[Records contained in a dataset]
** start **

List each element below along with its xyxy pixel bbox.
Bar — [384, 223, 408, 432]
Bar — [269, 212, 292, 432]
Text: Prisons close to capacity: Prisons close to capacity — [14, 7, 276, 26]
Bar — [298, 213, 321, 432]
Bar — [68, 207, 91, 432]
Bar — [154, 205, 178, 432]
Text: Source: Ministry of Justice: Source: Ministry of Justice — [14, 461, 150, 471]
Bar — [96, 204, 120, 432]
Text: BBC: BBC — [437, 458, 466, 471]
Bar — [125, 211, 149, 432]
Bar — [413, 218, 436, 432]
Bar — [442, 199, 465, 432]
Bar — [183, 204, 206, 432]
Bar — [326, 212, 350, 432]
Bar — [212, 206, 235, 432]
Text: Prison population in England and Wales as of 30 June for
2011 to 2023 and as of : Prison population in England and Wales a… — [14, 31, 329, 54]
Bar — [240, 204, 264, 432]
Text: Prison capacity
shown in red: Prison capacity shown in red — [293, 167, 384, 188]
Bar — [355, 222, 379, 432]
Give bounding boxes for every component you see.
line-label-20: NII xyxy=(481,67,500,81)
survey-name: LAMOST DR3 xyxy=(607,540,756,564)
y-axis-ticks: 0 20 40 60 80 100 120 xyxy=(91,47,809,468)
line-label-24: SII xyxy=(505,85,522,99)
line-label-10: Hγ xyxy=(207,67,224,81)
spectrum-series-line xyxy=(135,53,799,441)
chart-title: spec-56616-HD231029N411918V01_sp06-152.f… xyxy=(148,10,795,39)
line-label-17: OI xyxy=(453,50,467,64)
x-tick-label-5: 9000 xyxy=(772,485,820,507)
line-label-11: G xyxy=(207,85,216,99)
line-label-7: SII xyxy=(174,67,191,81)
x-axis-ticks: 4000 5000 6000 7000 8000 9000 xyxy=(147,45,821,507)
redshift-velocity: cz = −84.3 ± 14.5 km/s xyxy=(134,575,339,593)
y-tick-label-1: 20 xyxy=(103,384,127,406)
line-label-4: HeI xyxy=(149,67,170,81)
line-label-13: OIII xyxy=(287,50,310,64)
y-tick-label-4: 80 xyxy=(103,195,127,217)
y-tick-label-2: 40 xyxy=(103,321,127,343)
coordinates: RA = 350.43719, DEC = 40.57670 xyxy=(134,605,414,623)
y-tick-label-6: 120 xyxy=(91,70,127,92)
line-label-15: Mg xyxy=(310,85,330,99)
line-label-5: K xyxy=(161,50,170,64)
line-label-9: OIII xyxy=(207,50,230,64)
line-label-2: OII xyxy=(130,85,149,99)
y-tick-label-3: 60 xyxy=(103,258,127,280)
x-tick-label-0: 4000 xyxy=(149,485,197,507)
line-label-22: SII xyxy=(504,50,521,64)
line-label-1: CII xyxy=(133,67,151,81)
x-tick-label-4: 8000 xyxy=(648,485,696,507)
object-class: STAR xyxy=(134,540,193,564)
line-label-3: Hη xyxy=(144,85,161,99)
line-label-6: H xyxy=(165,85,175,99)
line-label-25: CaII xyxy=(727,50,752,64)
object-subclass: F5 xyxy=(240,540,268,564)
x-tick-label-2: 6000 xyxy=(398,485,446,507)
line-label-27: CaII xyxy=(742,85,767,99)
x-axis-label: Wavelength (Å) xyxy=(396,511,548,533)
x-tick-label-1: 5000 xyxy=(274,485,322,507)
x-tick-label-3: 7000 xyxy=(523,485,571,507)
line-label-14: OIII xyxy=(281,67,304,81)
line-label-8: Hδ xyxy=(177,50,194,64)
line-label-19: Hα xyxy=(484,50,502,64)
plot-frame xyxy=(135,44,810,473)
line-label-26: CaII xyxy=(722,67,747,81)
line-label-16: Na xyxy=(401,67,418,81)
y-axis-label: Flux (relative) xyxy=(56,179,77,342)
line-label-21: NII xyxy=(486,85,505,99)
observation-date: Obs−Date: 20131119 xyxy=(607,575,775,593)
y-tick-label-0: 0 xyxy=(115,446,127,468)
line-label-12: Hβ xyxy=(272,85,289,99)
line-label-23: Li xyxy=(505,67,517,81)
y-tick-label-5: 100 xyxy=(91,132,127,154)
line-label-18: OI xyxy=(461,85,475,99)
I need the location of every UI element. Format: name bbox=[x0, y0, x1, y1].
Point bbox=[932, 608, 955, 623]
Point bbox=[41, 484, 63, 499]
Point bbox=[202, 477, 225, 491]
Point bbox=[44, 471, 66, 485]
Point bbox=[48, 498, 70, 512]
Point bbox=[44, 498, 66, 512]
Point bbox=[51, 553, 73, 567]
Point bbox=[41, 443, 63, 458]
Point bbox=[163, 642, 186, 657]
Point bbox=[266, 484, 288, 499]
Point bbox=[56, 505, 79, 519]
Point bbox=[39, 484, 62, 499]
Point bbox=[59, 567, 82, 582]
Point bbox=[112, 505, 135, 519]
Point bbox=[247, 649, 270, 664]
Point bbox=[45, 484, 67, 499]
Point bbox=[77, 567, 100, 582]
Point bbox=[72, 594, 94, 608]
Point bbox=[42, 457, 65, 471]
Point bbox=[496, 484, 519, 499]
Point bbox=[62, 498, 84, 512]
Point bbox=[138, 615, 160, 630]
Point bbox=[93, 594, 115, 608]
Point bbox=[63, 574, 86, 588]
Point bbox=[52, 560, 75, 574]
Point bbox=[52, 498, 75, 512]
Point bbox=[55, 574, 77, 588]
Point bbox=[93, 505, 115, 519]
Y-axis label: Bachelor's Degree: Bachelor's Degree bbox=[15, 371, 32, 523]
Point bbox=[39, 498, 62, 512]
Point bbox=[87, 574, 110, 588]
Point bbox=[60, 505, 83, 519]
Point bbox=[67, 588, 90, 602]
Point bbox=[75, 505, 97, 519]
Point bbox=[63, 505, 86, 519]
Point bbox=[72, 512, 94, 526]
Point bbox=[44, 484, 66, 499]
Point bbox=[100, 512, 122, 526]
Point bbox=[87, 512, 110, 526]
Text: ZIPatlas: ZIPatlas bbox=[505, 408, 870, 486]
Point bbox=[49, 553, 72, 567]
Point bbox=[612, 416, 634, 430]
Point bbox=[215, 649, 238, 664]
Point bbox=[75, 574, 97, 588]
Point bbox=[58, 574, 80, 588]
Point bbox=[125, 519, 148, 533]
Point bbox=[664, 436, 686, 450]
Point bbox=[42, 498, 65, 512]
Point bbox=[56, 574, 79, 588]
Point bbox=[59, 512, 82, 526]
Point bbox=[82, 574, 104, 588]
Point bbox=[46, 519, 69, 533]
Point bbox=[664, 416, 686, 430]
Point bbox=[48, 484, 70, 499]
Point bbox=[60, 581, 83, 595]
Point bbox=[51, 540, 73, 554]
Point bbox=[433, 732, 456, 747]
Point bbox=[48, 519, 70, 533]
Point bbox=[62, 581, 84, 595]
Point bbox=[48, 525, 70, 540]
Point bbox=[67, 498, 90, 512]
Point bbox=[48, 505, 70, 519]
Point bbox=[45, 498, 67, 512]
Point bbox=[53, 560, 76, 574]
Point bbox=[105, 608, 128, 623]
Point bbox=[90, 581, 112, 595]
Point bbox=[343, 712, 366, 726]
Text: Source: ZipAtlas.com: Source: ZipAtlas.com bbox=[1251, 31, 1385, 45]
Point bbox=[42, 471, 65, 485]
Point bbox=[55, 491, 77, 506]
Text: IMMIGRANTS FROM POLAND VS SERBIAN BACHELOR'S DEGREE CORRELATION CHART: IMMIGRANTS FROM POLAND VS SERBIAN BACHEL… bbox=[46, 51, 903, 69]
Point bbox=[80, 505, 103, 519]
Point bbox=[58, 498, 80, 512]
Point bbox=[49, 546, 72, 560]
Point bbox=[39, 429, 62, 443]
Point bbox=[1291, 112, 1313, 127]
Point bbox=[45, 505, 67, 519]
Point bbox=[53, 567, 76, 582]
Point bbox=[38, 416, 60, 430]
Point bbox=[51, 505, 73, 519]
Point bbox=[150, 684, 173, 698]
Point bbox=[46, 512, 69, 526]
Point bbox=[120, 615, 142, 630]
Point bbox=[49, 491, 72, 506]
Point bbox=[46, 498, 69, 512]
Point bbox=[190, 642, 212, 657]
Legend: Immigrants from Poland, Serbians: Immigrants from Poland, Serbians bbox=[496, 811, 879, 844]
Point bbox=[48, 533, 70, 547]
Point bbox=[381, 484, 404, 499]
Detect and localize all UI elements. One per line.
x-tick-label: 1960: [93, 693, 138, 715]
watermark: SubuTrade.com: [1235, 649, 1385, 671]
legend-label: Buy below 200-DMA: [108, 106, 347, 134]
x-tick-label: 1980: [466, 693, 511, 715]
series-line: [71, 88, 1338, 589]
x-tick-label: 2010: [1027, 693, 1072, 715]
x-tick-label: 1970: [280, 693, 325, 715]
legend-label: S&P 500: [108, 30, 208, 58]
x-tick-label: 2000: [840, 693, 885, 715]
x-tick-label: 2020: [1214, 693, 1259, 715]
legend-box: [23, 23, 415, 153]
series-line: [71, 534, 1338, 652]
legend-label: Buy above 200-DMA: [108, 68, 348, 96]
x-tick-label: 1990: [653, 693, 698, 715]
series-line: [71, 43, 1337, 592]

** end **

# [GIVEN INSTRUCTION]
Reproduce the material's lines from its first line through the line containing "object-class: STAR xyxy=(134,540,193,564)", including both.

# [REPLY TO THE EXERCISE]
List each element below along with its xyxy pixel bbox.
Bar — [384, 223, 408, 432]
Bar — [269, 212, 292, 432]
Text: Prisons close to capacity: Prisons close to capacity — [14, 7, 276, 26]
Bar — [298, 213, 321, 432]
Bar — [68, 207, 91, 432]
Bar — [154, 205, 178, 432]
Text: Source: Ministry of Justice: Source: Ministry of Justice — [14, 461, 150, 471]
Bar — [96, 204, 120, 432]
Text: BBC: BBC — [437, 458, 466, 471]
Bar — [125, 211, 149, 432]
Bar — [413, 218, 436, 432]
Bar — [442, 199, 465, 432]
Bar — [183, 204, 206, 432]
Bar — [326, 212, 350, 432]
Bar — [212, 206, 235, 432]
Text: Prison population in England and Wales as of 30 June for
2011 to 2023 and as of : Prison population in England and Wales a… — [14, 31, 329, 54]
Bar — [240, 204, 264, 432]
Text: Prison capacity
shown in red: Prison capacity shown in red — [293, 167, 384, 188]
Bar — [355, 222, 379, 432]
Give bounding boxes for every component you see.
line-label-20: NII xyxy=(481,67,500,81)
survey-name: LAMOST DR3 xyxy=(607,540,756,564)
y-axis-ticks: 0 20 40 60 80 100 120 xyxy=(91,47,809,468)
line-label-24: SII xyxy=(505,85,522,99)
line-label-10: Hγ xyxy=(207,67,224,81)
spectrum-series-line xyxy=(135,53,799,441)
chart-title: spec-56616-HD231029N411918V01_sp06-152.f… xyxy=(148,10,795,39)
line-label-17: OI xyxy=(453,50,467,64)
x-tick-label-5: 9000 xyxy=(772,485,820,507)
line-label-11: G xyxy=(207,85,216,99)
line-label-7: SII xyxy=(174,67,191,81)
x-axis-ticks: 4000 5000 6000 7000 8000 9000 xyxy=(147,45,821,507)
redshift-velocity: cz = −84.3 ± 14.5 km/s xyxy=(134,575,339,593)
y-tick-label-1: 20 xyxy=(103,384,127,406)
line-label-4: HeI xyxy=(149,67,170,81)
line-label-13: OIII xyxy=(287,50,310,64)
y-tick-label-4: 80 xyxy=(103,195,127,217)
y-tick-label-2: 40 xyxy=(103,321,127,343)
coordinates: RA = 350.43719, DEC = 40.57670 xyxy=(134,605,414,623)
y-tick-label-6: 120 xyxy=(91,70,127,92)
line-label-15: Mg xyxy=(310,85,330,99)
line-label-5: K xyxy=(161,50,170,64)
line-label-9: OIII xyxy=(207,50,230,64)
line-label-2: OII xyxy=(130,85,149,99)
y-tick-label-3: 60 xyxy=(103,258,127,280)
x-tick-label-0: 4000 xyxy=(149,485,197,507)
line-label-22: SII xyxy=(504,50,521,64)
line-label-1: CII xyxy=(133,67,151,81)
x-tick-label-4: 8000 xyxy=(648,485,696,507)
object-class: STAR xyxy=(134,540,193,564)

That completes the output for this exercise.